Dataset rows:

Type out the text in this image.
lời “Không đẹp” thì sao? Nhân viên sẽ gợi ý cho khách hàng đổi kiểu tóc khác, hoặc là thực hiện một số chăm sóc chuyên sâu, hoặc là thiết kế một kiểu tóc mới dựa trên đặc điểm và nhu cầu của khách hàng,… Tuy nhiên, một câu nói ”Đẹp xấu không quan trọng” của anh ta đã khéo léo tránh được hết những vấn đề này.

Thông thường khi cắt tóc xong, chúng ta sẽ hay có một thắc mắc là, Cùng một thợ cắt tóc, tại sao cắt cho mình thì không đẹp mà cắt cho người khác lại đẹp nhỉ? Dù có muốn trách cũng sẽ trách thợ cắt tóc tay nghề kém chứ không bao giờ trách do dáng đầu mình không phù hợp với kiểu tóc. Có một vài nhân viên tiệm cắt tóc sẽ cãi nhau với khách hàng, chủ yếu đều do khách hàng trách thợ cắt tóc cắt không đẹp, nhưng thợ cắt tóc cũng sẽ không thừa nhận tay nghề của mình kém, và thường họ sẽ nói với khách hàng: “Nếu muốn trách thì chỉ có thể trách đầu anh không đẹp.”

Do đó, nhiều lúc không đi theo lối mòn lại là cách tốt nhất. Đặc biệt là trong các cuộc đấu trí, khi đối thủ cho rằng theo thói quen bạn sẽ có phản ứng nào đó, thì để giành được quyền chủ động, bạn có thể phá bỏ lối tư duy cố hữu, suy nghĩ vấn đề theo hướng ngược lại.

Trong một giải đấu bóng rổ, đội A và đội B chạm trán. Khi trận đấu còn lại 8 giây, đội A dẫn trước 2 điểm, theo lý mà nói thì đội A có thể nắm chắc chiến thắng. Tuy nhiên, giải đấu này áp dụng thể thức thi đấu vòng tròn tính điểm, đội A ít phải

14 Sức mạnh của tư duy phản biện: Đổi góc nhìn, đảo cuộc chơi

Task:
In the entries above, count each line holding "phản" and report the total and nothing more.

The response:
2